Task prompt: Please recast the rows below as a numbered list, leaving out blank lines, starting at the first row and ending at the row that contains "warning-box <box>63 96 327 301</box>", with both ends included.

Data for this exercise:

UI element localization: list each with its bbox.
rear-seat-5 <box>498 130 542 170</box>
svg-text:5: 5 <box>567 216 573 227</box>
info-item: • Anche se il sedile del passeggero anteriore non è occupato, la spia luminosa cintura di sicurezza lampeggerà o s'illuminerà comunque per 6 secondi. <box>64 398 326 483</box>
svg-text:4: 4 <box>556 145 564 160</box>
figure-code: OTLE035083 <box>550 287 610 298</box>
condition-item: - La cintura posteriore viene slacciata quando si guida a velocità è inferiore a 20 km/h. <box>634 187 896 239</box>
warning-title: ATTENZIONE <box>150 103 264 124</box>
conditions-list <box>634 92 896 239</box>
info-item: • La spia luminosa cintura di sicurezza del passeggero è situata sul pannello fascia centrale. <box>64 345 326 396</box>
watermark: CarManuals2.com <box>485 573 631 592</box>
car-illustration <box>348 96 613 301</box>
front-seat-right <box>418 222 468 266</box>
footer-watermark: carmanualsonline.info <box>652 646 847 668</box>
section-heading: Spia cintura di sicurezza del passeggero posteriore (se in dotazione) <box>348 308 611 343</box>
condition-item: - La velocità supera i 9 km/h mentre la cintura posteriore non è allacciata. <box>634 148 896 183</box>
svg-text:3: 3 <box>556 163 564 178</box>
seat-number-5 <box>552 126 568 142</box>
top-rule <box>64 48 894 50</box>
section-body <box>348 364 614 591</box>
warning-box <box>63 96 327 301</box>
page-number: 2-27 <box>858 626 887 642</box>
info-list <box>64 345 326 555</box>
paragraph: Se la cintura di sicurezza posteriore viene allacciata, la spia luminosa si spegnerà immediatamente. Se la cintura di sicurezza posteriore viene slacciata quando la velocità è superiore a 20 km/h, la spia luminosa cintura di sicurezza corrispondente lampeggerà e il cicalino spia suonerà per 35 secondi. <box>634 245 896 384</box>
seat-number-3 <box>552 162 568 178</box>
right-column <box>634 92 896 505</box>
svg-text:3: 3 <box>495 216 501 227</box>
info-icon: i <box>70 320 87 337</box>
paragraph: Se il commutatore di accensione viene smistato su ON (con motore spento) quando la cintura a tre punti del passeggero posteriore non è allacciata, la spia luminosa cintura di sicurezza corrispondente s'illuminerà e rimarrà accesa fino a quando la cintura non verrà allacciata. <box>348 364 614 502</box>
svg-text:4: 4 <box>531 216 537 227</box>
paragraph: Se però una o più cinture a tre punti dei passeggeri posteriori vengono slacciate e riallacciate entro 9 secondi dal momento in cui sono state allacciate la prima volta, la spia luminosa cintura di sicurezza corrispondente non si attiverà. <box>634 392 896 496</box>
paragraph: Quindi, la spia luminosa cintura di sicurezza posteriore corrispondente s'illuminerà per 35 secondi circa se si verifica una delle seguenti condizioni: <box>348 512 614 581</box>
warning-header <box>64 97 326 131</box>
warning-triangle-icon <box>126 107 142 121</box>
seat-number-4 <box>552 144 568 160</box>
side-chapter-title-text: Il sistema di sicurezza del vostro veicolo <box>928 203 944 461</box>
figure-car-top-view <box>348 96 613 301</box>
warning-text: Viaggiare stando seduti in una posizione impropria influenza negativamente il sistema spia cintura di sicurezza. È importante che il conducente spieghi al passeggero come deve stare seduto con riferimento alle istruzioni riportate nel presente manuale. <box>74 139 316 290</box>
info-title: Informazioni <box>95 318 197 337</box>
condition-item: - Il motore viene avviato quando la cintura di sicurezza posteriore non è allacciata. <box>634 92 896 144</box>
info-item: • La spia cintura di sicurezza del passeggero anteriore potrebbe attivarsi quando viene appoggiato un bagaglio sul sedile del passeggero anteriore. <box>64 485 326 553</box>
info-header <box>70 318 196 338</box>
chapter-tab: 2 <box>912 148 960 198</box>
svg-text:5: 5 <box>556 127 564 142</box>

Answer:
1. UI element localization: list each with its bbox.
2. rear-seat-5 <box>498 130 542 170</box>
3. svg-text:5: 5 <box>567 216 573 227</box>
4. info-item: • Anche se il sedile del passeggero anteriore non è occupato, la spia luminosa cintura di sicurezza lampeggerà o s'illuminerà comunque per 6 secondi. <box>64 398 326 483</box>
5. svg-text:4: 4 <box>556 145 564 160</box>
6. figure-code: OTLE035083 <box>550 287 610 298</box>
7. condition-item: - La cintura posteriore viene slacciata quando si guida a velocità è inferiore a 20 km/h. <box>634 187 896 239</box>
8. warning-title: ATTENZIONE <box>150 103 264 124</box>
9. conditions-list <box>634 92 896 239</box>
10. info-item: • La spia luminosa cintura di sicurezza del passeggero è situata sul pannello fascia centrale. <box>64 345 326 396</box>
11. watermark: CarManuals2.com <box>485 573 631 592</box>
12. car-illustration <box>348 96 613 301</box>
13. front-seat-right <box>418 222 468 266</box>
14. footer-watermark: carmanualsonline.info <box>652 646 847 668</box>
15. section-heading: Spia cintura di sicurezza del passeggero posteriore (se in dotazione) <box>348 308 611 343</box>
16. condition-item: - La velocità supera i 9 km/h mentre la cintura posteriore non è allacciata. <box>634 148 896 183</box>
17. svg-text:3: 3 <box>556 163 564 178</box>
18. seat-number-5 <box>552 126 568 142</box>
19. top-rule <box>64 48 894 50</box>
20. section-body <box>348 364 614 591</box>
21. warning-box <box>63 96 327 301</box>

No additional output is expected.